> **Task prompt**
Restate the entries below verbatim.

> **Given records**
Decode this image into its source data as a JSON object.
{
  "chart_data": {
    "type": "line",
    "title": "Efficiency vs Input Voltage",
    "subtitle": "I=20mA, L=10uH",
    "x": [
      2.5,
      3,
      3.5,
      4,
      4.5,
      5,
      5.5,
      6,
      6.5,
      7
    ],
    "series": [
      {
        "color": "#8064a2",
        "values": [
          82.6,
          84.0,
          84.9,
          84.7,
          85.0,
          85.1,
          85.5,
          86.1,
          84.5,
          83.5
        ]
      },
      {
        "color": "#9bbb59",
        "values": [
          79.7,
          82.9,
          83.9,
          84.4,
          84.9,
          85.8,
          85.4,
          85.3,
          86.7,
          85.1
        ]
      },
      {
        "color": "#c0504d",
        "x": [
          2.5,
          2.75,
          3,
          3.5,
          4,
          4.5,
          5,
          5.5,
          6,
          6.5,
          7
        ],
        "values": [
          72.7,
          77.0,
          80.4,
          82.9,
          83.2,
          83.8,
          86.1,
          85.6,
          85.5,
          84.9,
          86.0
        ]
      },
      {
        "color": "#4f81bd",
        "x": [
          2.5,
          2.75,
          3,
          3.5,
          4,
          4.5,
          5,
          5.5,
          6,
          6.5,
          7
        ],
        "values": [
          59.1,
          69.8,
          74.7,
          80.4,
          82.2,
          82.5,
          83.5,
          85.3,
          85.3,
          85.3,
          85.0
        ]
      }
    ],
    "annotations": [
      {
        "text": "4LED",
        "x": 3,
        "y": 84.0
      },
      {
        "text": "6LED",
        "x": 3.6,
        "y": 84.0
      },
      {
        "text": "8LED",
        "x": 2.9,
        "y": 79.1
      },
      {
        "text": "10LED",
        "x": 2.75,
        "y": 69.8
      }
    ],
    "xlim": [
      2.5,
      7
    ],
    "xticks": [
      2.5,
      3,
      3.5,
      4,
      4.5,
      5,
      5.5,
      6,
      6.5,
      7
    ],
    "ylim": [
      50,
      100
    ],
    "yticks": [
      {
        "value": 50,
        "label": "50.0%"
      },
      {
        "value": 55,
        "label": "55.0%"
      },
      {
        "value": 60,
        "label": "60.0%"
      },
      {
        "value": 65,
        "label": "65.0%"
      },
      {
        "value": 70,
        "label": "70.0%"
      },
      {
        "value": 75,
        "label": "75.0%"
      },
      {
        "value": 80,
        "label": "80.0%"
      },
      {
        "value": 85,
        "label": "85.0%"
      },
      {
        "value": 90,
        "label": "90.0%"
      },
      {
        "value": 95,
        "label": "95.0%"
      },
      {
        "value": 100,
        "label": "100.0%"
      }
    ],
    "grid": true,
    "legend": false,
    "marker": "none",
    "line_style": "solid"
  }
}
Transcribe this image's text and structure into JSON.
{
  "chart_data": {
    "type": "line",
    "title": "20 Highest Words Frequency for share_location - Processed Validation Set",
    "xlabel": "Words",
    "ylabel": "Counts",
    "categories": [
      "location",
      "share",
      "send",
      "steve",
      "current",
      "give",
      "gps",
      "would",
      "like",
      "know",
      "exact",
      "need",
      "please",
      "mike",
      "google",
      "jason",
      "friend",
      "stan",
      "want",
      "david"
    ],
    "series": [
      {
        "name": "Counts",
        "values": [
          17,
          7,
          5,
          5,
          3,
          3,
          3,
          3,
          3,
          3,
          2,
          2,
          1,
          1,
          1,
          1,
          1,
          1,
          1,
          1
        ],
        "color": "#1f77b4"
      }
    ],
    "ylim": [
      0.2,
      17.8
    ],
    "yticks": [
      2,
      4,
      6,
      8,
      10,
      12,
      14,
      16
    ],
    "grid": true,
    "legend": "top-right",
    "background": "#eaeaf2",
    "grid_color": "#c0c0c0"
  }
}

> **Full output**
Decode this image into its source data as a JSON object.
{
  "chart_data": {
    "type": "line",
    "title": "Efficiency vs Input Voltage",
    "subtitle": "I=20mA, L=10uH",
    "x": [
      2.5,
      3,
      3.5,
      4,
      4.5,
      5,
      5.5,
      6,
      6.5,
      7
    ],
    "series": [
      {
        "color": "#8064a2",
        "values": [
          82.6,
          84.0,
          84.9,
          84.7,
          85.0,
          85.1,
          85.5,
          86.1,
          84.5,
          83.5
        ]
      },
      {
        "color": "#9bbb59",
        "values": [
          79.7,
          82.9,
          83.9,
          84.4,
          84.9,
          85.8,
          85.4,
          85.3,
          86.7,
          85.1
        ]
      },
      {
        "color": "#c0504d",
        "x": [
          2.5,
          2.75,
          3,
          3.5,
          4,
          4.5,
          5,
          5.5,
          6,
          6.5,
          7
        ],
        "values": [
          72.7,
          77.0,
          80.4,
          82.9,
          83.2,
          83.8,
          86.1,
          85.6,
          85.5,
          84.9,
          86.0
        ]
      },
      {
        "color": "#4f81bd",
        "x": [
          2.5,
          2.75,
          3,
          3.5,
          4,
          4.5,
          5,
          5.5,
          6,
          6.5,
          7
        ],
        "values": [
          59.1,
          69.8,
          74.7,
          80.4,
          82.2,
          82.5,
          83.5,
          85.3,
          85.3,
          85.3,
          85.0
        ]
      }
    ],
    "annotations": [
      {
        "text": "4LED",
        "x": 3,
        "y": 84.0
      },
      {
        "text": "6LED",
        "x": 3.6,
        "y": 84.0
      },
      {
        "text": "8LED",
        "x": 2.9,
        "y": 79.1
      },
      {
        "text": "10LED",
        "x": 2.75,
        "y": 69.8
      }
    ],
    "xlim": [
      2.5,
      7
    ],
    "xticks": [
      2.5,
      3,
      3.5,
      4,
      4.5,
      5,
      5.5,
      6,
      6.5,
      7
    ],
    "ylim": [
      50,
      100
    ],
    "yticks": [
      {
        "value": 50,
        "label": "50.0%"
      },
      {
        "value": 55,
        "label": "55.0%"
      },
      {
        "value": 60,
        "label": "60.0%"
      },
      {
        "value": 65,
        "label": "65.0%"
      },
      {
        "value": 70,
        "label": "70.0%"
      },
      {
        "value": 75,
        "label": "75.0%"
      },
      {
        "value": 80,
        "label": "80.0%"
      },
      {
        "value": 85,
        "label": "85.0%"
      },
      {
        "value": 90,
        "label": "90.0%"
      },
      {
        "value": 95,
        "label": "95.0%"
      },
      {
        "value": 100,
        "label": "100.0%"
      }
    ],
    "grid": true,
    "legend": false,
    "marker": "none",
    "line_style": "solid"
  }
}
Transcribe this image's text and structure into JSON.
{
  "chart_data": {
    "type": "line",
    "title": "20 Highest Words Frequency for share_location - Processed Validation Set",
    "xlabel": "Words",
    "ylabel": "Counts",
    "categories": [
      "location",
      "share",
      "send",
      "steve",
      "current",
      "give",
      "gps",
      "would",
      "like",
      "know",
      "exact",
      "need",
      "please",
      "mike",
      "google",
      "jason",
      "friend",
      "stan",
      "want",
      "david"
    ],
    "series": [
      {
        "name": "Counts",
        "values": [
          17,
          7,
          5,
          5,
          3,
          3,
          3,
          3,
          3,
          3,
          2,
          2,
          1,
          1,
          1,
          1,
          1,
          1,
          1,
          1
        ],
        "color": "#1f77b4"
      }
    ],
    "ylim": [
      0.2,
      17.8
    ],
    "yticks": [
      2,
      4,
      6,
      8,
      10,
      12,
      14,
      16
    ],
    "grid": true,
    "legend": "top-right",
    "background": "#eaeaf2",
    "grid_color": "#c0c0c0"
  }
}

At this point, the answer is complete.